#### Given request
Search the listing below for the word "pignattino" and copy each line that holds it.

Collected data entries
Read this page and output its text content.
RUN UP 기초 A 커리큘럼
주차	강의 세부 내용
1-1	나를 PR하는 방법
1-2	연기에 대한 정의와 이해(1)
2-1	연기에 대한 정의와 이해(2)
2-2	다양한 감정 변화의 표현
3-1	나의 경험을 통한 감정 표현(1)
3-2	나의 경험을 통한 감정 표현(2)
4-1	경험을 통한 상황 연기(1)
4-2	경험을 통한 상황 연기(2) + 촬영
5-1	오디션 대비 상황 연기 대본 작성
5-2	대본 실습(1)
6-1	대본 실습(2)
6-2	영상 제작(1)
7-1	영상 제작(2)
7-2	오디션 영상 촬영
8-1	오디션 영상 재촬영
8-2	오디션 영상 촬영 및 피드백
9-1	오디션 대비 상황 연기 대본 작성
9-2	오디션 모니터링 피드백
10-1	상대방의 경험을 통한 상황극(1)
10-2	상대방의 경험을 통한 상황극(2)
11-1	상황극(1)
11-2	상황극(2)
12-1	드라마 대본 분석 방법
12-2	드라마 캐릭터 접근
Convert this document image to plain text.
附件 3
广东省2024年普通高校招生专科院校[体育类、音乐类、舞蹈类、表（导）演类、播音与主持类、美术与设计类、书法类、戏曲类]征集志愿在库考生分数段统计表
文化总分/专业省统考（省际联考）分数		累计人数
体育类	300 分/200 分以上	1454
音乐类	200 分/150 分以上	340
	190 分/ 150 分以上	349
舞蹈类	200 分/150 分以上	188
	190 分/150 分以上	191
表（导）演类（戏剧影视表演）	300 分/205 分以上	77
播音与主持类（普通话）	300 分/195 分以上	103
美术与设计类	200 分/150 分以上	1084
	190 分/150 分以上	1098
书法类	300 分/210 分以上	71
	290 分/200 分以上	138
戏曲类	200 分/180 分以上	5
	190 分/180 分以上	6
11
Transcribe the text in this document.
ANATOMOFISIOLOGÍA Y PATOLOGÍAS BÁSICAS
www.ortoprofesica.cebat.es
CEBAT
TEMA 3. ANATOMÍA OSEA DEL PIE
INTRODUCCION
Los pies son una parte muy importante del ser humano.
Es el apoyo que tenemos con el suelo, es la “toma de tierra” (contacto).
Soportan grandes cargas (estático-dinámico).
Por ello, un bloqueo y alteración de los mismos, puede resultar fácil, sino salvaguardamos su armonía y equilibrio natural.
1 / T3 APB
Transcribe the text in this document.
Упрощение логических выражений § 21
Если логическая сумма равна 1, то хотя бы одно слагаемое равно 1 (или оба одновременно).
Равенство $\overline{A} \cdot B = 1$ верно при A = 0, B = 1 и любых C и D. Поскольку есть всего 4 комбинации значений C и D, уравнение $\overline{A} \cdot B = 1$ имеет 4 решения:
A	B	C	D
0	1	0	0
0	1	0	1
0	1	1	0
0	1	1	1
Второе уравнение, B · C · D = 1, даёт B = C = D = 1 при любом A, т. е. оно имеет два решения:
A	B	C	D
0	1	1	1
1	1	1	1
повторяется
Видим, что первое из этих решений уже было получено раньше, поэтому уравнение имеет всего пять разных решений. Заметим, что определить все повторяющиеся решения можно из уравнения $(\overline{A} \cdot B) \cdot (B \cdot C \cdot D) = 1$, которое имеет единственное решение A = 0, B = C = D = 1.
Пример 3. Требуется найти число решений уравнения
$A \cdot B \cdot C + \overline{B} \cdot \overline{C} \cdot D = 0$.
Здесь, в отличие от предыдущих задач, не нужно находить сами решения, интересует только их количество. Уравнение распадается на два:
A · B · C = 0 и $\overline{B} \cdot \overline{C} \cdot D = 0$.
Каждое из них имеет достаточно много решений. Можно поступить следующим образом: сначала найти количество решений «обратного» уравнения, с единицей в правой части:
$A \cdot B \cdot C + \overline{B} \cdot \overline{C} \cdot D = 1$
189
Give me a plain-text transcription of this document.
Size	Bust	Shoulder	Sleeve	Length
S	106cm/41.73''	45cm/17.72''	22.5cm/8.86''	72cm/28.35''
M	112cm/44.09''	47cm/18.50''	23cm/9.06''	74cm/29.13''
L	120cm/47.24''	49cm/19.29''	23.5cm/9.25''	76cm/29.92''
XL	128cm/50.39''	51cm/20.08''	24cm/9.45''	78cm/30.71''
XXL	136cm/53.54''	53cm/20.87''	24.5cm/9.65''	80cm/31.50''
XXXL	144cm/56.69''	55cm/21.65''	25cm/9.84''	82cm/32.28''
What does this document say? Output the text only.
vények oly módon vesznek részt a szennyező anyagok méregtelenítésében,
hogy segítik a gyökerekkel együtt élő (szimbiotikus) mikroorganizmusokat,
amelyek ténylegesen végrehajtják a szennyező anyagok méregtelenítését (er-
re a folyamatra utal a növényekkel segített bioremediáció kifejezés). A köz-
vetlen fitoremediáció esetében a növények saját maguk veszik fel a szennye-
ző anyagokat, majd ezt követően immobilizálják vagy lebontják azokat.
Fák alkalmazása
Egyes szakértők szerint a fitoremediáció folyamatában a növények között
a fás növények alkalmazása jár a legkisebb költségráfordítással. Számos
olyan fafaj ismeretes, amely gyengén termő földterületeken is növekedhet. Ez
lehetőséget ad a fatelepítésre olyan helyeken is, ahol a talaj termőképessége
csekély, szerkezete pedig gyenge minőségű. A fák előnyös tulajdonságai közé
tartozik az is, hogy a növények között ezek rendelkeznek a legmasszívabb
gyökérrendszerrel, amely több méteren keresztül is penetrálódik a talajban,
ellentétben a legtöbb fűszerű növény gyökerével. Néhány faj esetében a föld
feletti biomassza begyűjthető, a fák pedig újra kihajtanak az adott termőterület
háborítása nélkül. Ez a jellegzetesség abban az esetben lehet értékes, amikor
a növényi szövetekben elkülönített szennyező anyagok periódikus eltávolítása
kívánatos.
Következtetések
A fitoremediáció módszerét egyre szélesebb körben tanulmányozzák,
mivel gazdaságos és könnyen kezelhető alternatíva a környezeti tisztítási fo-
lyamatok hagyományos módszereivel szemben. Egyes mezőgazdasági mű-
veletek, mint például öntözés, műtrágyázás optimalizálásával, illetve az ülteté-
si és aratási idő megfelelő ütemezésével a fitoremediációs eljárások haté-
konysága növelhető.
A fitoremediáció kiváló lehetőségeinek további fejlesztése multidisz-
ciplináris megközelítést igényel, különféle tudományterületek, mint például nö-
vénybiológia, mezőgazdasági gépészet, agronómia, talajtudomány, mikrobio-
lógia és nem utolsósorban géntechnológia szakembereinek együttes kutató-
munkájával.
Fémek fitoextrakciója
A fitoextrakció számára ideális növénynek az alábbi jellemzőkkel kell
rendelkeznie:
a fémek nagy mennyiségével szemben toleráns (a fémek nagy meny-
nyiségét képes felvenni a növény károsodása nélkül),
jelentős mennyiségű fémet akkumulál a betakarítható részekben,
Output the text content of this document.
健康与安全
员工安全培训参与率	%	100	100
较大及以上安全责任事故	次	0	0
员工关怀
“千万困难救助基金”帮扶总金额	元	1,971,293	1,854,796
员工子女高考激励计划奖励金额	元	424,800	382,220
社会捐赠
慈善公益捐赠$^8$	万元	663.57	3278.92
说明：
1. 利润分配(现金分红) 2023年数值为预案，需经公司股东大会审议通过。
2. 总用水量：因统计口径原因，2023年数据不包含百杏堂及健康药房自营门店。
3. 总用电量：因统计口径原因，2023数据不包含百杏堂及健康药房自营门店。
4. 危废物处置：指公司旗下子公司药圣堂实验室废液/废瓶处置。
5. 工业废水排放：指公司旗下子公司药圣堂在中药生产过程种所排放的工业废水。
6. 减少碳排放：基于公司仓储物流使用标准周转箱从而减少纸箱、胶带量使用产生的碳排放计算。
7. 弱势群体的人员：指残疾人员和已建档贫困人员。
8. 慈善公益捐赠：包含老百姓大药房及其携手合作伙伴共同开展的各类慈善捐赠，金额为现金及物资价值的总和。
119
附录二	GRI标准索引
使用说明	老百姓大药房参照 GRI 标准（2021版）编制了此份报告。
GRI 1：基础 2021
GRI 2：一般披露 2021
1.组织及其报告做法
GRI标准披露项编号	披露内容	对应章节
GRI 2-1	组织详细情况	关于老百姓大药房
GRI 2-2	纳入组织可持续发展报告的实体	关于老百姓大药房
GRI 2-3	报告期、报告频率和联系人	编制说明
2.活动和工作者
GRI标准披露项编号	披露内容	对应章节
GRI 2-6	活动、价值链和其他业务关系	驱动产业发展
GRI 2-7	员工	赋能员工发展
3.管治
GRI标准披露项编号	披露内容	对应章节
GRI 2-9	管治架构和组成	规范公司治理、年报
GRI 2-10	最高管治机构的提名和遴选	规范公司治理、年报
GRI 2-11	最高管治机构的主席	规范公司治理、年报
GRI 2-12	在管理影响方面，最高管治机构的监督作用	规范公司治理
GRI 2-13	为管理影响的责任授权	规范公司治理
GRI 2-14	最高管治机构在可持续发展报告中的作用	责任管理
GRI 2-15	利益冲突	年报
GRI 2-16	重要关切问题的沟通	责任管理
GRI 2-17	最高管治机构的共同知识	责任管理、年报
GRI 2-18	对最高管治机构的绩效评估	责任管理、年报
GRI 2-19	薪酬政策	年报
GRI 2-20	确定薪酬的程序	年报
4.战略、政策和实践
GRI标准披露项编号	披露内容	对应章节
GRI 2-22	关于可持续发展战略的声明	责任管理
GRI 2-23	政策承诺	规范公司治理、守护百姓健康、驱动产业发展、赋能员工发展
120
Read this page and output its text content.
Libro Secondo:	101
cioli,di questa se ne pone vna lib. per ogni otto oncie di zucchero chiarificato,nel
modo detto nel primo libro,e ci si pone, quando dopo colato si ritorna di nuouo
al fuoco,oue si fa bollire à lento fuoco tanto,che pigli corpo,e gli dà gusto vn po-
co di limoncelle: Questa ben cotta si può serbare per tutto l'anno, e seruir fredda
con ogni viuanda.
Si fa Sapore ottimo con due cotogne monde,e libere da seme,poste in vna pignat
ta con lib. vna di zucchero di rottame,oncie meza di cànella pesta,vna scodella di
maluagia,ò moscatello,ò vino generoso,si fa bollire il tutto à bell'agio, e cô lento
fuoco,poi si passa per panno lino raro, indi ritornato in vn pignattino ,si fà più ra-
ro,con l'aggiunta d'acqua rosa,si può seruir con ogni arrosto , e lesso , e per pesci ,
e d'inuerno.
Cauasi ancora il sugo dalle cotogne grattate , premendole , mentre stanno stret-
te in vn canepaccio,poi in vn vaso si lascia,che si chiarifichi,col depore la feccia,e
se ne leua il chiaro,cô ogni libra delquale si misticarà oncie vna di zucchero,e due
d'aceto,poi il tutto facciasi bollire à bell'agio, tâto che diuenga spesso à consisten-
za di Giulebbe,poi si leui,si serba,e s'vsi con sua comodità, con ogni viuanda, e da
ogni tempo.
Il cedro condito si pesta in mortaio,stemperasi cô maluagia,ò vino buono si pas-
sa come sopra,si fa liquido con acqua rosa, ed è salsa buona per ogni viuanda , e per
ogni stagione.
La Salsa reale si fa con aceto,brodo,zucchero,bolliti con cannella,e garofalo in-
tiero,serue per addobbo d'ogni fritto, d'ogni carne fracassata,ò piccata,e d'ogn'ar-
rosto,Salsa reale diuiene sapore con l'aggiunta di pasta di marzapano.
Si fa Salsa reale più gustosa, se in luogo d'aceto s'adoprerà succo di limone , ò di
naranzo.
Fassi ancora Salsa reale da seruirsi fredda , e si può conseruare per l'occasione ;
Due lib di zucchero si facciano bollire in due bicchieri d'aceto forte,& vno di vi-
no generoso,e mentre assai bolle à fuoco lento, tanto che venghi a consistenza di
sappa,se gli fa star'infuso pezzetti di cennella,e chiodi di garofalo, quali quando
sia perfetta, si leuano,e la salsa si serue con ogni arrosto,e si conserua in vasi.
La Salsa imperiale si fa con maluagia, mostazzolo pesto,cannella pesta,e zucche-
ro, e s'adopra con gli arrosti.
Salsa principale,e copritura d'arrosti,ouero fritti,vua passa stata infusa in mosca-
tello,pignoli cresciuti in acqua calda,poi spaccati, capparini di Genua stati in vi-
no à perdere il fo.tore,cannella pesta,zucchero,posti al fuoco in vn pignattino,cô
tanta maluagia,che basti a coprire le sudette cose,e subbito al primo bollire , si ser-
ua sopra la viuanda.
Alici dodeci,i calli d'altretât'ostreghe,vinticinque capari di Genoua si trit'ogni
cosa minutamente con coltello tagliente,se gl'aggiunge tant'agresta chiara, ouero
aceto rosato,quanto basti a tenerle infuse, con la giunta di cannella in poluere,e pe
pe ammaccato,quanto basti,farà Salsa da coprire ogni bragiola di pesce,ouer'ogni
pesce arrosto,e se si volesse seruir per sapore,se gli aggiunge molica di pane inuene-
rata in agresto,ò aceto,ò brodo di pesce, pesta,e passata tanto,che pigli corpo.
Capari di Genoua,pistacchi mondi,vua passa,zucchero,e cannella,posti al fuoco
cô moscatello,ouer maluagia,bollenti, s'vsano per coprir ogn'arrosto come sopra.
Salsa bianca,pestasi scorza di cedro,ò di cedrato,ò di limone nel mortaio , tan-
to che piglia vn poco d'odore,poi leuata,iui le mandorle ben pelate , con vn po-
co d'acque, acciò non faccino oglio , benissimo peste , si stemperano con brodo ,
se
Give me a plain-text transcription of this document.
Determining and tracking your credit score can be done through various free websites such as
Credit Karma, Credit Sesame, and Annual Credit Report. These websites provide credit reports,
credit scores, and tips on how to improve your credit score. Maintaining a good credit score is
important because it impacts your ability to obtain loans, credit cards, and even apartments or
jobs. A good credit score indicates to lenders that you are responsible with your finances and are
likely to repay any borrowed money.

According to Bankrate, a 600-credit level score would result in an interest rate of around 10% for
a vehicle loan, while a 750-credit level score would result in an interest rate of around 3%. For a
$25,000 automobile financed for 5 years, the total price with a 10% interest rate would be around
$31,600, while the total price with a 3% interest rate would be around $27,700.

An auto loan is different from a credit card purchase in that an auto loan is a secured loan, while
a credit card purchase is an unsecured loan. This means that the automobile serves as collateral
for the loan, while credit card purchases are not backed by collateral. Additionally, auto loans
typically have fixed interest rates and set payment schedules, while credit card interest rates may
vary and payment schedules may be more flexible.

#### Answer to the task
fuoco,poi si passa per panno lino raro, indi ritornato in vn pignattino ,si fà più ra-
no à perdere il fo.tore,cannella pesta,zucchero,posti al fuoco in vn pignattino,cô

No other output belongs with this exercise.